Given request:
Below are some entries. Copy each line that holds the string "document".
-------- Recorded information
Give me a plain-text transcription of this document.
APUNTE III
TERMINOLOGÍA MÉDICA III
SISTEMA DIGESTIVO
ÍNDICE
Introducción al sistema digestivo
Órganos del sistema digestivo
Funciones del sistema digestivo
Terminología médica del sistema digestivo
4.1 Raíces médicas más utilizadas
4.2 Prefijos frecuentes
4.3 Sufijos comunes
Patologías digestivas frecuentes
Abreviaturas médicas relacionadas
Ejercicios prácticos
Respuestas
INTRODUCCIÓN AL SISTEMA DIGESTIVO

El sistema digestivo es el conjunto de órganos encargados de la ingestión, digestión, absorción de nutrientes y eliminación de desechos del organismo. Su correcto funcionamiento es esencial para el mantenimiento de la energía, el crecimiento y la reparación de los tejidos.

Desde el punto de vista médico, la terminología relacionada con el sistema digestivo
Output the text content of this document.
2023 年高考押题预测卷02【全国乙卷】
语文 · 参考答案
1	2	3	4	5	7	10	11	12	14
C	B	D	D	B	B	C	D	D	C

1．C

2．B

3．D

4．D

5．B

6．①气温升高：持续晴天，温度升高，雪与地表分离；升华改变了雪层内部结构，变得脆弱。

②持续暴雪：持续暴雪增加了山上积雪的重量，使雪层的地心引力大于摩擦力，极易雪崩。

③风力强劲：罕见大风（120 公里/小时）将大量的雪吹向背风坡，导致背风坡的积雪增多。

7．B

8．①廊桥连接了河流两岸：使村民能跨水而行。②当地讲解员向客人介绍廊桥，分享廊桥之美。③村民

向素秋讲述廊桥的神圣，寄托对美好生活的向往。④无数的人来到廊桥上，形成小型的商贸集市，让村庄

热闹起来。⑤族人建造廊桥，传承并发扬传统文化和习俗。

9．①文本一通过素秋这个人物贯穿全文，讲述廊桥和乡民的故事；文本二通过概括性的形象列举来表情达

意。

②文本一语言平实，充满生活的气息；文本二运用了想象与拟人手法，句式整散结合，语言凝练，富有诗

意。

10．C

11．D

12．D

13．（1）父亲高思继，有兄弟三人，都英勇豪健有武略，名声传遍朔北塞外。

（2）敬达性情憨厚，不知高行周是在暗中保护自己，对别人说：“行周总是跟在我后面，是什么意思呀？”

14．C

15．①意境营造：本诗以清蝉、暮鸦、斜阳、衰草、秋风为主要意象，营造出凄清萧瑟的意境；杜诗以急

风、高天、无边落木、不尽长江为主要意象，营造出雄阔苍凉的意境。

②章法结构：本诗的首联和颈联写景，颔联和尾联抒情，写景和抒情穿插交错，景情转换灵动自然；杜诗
----------------
Problem solution:
Give me a plain-text transcription of this document.
Output the text content of this document.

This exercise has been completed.